> [What is being asked]: Pick out each line containing the string "قانونگذاری" and copy it.
----
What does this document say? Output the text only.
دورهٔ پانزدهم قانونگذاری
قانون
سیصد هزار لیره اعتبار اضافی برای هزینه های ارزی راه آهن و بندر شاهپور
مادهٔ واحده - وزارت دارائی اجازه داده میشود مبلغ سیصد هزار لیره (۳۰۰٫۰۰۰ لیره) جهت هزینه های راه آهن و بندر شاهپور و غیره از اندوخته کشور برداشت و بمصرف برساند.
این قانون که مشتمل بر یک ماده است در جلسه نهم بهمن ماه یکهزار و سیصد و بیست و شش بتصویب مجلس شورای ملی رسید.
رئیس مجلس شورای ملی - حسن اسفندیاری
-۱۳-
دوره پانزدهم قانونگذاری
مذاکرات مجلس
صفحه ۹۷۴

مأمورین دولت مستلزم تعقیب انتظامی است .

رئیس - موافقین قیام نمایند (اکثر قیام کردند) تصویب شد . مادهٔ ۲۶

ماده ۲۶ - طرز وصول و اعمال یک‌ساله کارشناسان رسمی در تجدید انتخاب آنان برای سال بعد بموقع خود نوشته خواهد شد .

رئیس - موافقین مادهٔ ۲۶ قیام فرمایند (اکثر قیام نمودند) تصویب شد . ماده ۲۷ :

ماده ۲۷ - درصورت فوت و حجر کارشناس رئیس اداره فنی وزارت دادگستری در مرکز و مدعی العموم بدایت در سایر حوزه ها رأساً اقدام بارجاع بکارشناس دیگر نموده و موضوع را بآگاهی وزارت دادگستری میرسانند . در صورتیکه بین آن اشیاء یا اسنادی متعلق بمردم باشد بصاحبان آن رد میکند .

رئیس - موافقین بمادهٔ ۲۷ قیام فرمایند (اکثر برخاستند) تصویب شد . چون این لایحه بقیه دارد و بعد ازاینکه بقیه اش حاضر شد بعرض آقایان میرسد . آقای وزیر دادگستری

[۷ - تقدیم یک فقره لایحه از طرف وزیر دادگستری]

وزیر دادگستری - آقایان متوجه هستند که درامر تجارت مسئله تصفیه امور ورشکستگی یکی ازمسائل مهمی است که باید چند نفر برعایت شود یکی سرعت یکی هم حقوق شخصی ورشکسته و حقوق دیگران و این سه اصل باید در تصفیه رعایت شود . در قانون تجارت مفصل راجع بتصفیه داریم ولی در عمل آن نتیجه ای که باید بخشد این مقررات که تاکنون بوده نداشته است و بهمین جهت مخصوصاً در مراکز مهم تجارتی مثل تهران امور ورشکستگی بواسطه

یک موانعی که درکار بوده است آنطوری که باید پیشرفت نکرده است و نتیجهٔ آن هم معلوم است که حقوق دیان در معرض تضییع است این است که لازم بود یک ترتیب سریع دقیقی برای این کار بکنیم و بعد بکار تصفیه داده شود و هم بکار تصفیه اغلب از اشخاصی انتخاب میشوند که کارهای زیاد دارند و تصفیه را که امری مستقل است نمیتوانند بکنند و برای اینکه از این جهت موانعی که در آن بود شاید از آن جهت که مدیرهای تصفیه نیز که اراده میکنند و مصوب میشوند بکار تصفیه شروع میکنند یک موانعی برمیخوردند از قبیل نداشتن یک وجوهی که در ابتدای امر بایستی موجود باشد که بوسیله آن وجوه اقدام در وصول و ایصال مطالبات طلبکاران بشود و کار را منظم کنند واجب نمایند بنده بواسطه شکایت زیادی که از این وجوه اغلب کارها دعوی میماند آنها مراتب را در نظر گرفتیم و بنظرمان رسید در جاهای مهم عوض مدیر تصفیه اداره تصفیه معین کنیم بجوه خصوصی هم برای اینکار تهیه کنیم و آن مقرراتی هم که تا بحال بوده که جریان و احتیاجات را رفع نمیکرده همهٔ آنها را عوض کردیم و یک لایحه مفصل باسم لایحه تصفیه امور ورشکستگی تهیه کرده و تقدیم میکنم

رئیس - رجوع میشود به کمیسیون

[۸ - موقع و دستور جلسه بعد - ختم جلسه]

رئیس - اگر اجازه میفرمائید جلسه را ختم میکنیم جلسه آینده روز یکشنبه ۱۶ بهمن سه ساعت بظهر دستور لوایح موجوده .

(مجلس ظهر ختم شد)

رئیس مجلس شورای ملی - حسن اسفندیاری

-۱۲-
----
> [Correct result]:
دورهٔ پانزدهم قانونگذاری
دوره پانزدهم قانونگذاری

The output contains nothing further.